=== Entries ===

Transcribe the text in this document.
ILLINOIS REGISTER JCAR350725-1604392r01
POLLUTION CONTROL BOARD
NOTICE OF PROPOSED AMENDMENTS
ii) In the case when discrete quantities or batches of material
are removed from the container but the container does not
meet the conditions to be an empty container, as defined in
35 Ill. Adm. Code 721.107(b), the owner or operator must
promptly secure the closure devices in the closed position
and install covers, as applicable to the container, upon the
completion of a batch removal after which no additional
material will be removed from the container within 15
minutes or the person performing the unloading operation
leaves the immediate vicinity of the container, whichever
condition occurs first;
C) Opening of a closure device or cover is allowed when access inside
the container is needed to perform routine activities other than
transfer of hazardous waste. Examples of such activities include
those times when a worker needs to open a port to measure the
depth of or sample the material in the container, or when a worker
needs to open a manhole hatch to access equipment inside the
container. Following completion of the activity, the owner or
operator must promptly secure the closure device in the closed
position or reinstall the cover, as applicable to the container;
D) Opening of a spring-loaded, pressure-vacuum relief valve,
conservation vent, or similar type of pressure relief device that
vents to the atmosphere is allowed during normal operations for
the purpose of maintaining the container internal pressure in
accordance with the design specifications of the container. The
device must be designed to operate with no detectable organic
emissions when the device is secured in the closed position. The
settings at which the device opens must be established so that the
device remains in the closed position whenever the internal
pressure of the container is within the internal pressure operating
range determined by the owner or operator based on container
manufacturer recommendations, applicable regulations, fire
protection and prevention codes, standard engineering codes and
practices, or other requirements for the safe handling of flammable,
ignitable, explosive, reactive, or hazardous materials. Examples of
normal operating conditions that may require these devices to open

===

### Stated problem
Show the lines of the records that contain the word "applicable".

### Response for this exercise
and install covers, as applicable to the container, upon the
position or reinstall the cover, as applicable to the container;
manufacturer recommendations, applicable regulations, fire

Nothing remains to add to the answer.